───── RECORDS PROVIDED

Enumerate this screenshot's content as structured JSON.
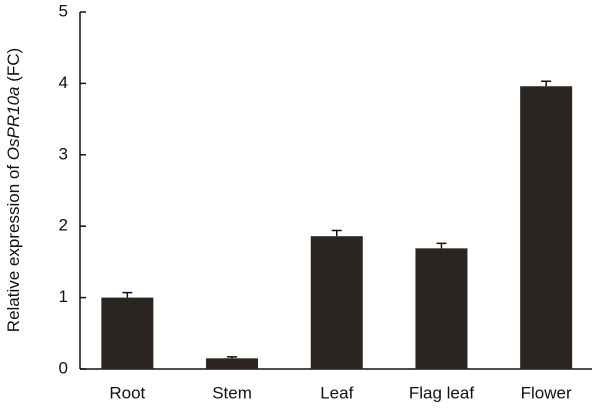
{
  "chart_data": {
    "type": "bar",
    "ylabel_parts": [
      "Relative expression of ",
      "OsPR10a",
      " (FC)"
    ],
    "categories": [
      "Root",
      "Stem",
      "Leaf",
      "Flag leaf",
      "Flower"
    ],
    "values": [
      1.0,
      0.15,
      1.86,
      1.69,
      3.96
    ],
    "errors": [
      0.07,
      0.02,
      0.08,
      0.07,
      0.07
    ],
    "color": "#2b2522",
    "ylim": [
      0,
      5
    ],
    "yticks": [
      0,
      1,
      2,
      3,
      4,
      5
    ],
    "grid": false
  }
}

──────────

Output every entry word for word, but omit the pictures.

### RESPONSE TO THIS TASK:
Enumerate this screenshot's content as structured JSON.
{
  "chart_data": {
    "type": "bar",
    "ylabel_parts": [
      "Relative expression of ",
      "OsPR10a",
      " (FC)"
    ],
    "categories": [
      "Root",
      "Stem",
      "Leaf",
      "Flag leaf",
      "Flower"
    ],
    "values": [
      1.0,
      0.15,
      1.86,
      1.69,
      3.96
    ],
    "errors": [
      0.07,
      0.02,
      0.08,
      0.07,
      0.07
    ],
    "color": "#2b2522",
    "ylim": [
      0,
      5
    ],
    "yticks": [
      0,
      1,
      2,
      3,
      4,
      5
    ],
    "grid": false
  }
}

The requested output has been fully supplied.